**OBJECTIVE**
Looking at the listing beneath, work out how many lines hold "title" and report only that figure.

**RECORDS FOR THIS TASK**

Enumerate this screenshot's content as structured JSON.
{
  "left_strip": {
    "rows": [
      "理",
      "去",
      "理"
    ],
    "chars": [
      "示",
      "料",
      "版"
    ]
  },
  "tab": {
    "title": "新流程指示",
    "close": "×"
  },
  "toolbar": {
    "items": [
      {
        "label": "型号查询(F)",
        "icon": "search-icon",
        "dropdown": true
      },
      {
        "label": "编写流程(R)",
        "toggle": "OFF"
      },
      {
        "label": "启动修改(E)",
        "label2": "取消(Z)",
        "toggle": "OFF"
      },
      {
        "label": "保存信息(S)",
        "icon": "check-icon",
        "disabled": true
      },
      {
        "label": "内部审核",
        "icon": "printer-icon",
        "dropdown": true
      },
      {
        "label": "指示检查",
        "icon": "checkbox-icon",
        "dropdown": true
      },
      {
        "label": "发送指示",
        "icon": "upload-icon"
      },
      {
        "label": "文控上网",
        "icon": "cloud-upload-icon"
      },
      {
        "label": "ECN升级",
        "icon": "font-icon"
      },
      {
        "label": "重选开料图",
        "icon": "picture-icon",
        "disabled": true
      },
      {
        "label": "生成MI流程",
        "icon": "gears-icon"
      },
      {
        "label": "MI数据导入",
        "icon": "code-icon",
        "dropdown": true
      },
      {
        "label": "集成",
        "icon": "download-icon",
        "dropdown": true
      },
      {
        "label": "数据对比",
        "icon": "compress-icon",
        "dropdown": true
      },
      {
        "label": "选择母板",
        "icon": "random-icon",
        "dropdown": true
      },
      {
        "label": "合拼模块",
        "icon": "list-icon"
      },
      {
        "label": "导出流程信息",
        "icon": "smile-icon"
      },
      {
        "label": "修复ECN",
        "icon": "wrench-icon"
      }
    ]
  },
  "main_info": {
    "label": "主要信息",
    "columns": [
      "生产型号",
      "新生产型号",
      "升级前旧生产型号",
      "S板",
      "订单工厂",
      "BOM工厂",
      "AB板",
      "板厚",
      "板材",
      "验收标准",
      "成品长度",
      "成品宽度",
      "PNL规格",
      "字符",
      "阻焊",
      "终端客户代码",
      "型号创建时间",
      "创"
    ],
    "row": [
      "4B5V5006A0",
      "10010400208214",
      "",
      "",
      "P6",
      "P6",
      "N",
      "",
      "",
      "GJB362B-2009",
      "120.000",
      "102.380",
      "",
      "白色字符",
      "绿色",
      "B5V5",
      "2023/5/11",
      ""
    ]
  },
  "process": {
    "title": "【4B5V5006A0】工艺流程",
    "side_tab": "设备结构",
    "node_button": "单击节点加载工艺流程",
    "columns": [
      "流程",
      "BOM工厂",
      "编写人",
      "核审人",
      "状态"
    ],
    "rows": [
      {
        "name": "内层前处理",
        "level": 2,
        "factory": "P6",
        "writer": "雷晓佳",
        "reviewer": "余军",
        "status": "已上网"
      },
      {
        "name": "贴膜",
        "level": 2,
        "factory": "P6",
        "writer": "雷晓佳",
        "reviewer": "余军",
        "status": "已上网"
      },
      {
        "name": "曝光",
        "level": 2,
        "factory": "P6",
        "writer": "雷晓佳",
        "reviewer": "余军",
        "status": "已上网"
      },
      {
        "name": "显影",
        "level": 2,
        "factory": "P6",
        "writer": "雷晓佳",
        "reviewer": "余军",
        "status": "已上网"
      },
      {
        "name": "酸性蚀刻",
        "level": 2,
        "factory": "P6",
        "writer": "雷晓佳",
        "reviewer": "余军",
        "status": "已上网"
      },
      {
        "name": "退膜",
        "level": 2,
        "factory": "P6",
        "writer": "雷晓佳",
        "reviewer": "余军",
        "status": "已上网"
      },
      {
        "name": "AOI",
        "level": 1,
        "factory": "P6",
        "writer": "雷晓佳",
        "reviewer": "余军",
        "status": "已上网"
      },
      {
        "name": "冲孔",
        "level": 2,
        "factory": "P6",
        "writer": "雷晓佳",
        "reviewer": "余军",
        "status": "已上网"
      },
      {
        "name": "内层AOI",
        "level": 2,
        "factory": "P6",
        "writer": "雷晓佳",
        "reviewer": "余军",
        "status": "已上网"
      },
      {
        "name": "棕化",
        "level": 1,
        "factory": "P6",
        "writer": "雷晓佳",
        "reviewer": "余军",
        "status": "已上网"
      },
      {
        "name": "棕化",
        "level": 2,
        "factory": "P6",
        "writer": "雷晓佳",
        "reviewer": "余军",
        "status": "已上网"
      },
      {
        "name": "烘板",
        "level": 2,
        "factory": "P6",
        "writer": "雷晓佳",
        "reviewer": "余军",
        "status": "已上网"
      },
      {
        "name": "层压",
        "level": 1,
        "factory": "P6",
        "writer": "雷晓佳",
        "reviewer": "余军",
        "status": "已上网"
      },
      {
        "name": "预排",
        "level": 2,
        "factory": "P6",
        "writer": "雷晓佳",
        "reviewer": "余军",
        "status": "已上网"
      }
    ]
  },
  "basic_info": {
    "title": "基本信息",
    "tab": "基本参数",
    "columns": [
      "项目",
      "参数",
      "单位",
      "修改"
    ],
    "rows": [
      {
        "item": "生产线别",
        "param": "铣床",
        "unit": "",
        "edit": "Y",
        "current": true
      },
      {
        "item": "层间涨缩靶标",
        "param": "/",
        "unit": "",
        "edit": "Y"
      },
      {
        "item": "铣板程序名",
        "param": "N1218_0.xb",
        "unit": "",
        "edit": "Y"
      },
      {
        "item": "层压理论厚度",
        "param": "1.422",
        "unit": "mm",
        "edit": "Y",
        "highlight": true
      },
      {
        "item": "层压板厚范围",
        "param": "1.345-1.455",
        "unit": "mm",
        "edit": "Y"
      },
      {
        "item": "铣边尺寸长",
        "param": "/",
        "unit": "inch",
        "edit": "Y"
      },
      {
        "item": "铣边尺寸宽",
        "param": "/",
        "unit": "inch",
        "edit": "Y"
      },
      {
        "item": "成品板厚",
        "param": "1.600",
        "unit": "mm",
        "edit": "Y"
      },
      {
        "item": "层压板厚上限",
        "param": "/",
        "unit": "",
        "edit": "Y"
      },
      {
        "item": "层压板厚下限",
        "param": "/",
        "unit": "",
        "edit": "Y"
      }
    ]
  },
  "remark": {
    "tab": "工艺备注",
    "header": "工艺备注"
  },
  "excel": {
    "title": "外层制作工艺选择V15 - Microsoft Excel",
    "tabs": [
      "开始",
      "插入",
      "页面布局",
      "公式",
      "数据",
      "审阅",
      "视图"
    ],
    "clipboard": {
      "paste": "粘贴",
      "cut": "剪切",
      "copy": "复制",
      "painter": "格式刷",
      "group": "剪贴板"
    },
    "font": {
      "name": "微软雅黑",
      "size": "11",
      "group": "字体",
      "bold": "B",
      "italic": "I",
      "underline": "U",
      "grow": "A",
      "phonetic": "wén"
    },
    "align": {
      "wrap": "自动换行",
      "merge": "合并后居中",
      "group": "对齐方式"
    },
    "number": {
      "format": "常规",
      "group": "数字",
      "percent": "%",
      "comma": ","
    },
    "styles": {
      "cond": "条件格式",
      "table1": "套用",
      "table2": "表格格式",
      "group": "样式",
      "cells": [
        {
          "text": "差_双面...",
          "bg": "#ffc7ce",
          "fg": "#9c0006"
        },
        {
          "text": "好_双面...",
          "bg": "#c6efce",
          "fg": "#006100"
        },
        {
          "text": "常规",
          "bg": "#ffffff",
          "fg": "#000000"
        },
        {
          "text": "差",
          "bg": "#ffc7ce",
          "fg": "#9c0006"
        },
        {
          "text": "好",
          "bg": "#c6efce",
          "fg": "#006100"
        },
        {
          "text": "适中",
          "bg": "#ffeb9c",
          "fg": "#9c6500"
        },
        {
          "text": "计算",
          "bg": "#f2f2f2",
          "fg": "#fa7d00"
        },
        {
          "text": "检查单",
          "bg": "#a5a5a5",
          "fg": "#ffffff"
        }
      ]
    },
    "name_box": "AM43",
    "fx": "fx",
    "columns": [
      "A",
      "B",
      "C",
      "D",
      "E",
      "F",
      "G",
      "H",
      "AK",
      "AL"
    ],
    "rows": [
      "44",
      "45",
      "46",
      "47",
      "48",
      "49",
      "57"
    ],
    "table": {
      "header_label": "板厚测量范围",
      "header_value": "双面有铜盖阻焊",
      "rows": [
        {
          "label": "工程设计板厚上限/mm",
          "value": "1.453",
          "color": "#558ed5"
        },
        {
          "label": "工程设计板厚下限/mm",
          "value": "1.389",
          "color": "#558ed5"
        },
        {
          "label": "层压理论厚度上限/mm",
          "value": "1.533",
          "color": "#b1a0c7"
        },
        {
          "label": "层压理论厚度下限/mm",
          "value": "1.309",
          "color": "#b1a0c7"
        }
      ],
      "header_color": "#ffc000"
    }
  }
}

**COMPLETED TASK**
4